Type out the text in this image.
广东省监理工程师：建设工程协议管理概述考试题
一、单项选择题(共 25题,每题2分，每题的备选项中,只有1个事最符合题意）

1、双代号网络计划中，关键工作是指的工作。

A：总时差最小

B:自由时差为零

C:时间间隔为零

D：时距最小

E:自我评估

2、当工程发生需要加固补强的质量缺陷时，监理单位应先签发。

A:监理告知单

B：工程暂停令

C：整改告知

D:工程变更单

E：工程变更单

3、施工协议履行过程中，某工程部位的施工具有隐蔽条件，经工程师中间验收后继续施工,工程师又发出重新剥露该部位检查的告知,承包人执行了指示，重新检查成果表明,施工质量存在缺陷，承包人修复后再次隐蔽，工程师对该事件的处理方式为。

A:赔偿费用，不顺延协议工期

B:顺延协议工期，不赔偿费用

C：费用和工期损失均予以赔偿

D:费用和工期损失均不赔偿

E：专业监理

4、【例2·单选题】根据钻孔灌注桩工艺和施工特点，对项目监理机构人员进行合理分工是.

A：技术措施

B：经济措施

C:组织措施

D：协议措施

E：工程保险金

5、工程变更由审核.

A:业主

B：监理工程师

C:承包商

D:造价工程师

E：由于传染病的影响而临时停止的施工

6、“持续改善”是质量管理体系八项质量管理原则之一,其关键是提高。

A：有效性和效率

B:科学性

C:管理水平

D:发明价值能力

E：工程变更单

What you are asked to do
All entries must be repeated verbatim.

Correct result
Type out the text in this image.
广东省监理工程师：建设工程协议管理概述考试题
一、单项选择题(共 25题,每题2分，每题的备选项中,只有1个事最符合题意）

1、双代号网络计划中，关键工作是指的工作。

A：总时差最小

B:自由时差为零

C:时间间隔为零

D：时距最小

E:自我评估

2、当工程发生需要加固补强的质量缺陷时，监理单位应先签发。

A:监理告知单

B：工程暂停令

C：整改告知

D:工程变更单

E：工程变更单

3、施工协议履行过程中，某工程部位的施工具有隐蔽条件，经工程师中间验收后继续施工,工程师又发出重新剥露该部位检查的告知,承包人执行了指示，重新检查成果表明,施工质量存在缺陷，承包人修复后再次隐蔽，工程师对该事件的处理方式为。

A:赔偿费用，不顺延协议工期

B:顺延协议工期，不赔偿费用

C：费用和工期损失均予以赔偿

D:费用和工期损失均不赔偿

E：专业监理

4、【例2·单选题】根据钻孔灌注桩工艺和施工特点，对项目监理机构人员进行合理分工是.

A：技术措施

B：经济措施

C:组织措施

D：协议措施

E：工程保险金

5、工程变更由审核.

A:业主

B：监理工程师

C:承包商

D:造价工程师

E：由于传染病的影响而临时停止的施工

6、“持续改善”是质量管理体系八项质量管理原则之一,其关键是提高。

A：有效性和效率

B:科学性

C:管理水平

D:发明价值能力

E：工程变更单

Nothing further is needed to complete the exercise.